Rows from a dataset:
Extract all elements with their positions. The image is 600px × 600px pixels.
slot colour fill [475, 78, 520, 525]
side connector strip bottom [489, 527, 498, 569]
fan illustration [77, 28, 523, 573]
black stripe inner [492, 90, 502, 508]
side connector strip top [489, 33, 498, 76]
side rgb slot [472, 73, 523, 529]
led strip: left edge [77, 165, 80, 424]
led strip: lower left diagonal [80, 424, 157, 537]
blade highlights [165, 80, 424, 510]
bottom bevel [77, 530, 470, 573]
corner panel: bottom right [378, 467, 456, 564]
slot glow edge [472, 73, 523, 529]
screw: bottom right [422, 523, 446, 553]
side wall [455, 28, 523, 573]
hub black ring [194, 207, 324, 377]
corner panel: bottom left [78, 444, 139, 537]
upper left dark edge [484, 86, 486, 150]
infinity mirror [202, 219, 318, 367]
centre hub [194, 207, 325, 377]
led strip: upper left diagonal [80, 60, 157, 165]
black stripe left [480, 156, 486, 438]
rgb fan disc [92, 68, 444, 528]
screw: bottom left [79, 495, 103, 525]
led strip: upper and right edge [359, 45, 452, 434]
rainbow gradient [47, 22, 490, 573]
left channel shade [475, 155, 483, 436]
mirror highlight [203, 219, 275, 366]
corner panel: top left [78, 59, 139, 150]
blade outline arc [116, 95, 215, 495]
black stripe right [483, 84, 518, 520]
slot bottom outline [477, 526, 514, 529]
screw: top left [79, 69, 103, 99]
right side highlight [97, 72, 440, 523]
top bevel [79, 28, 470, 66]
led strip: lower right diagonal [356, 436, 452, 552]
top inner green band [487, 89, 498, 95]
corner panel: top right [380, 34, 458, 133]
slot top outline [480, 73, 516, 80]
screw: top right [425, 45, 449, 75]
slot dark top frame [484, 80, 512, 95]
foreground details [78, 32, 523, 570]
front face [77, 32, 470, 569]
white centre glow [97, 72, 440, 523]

## Instructions for the task:
Update the items from the first line through the line containing "hub black ring [194, 207, 324, 377]", both included, by changing "connector" to "port" and leaving everything else as it is. Give back only those lines.

## Complete answer:
Extract all elements with their positions. The image is 600px × 600px pixels.
slot colour fill [475, 78, 520, 525]
side port strip bottom [489, 527, 498, 569]
fan illustration [77, 28, 523, 573]
black stripe inner [492, 90, 502, 508]
side port strip top [489, 33, 498, 76]
side rgb slot [472, 73, 523, 529]
led strip: left edge [77, 165, 80, 424]
led strip: lower left diagonal [80, 424, 157, 537]
blade highlights [165, 80, 424, 510]
bottom bevel [77, 530, 470, 573]
corner panel: bottom right [378, 467, 456, 564]
slot glow edge [472, 73, 523, 529]
screw: bottom right [422, 523, 446, 553]
side wall [455, 28, 523, 573]
hub black ring [194, 207, 324, 377]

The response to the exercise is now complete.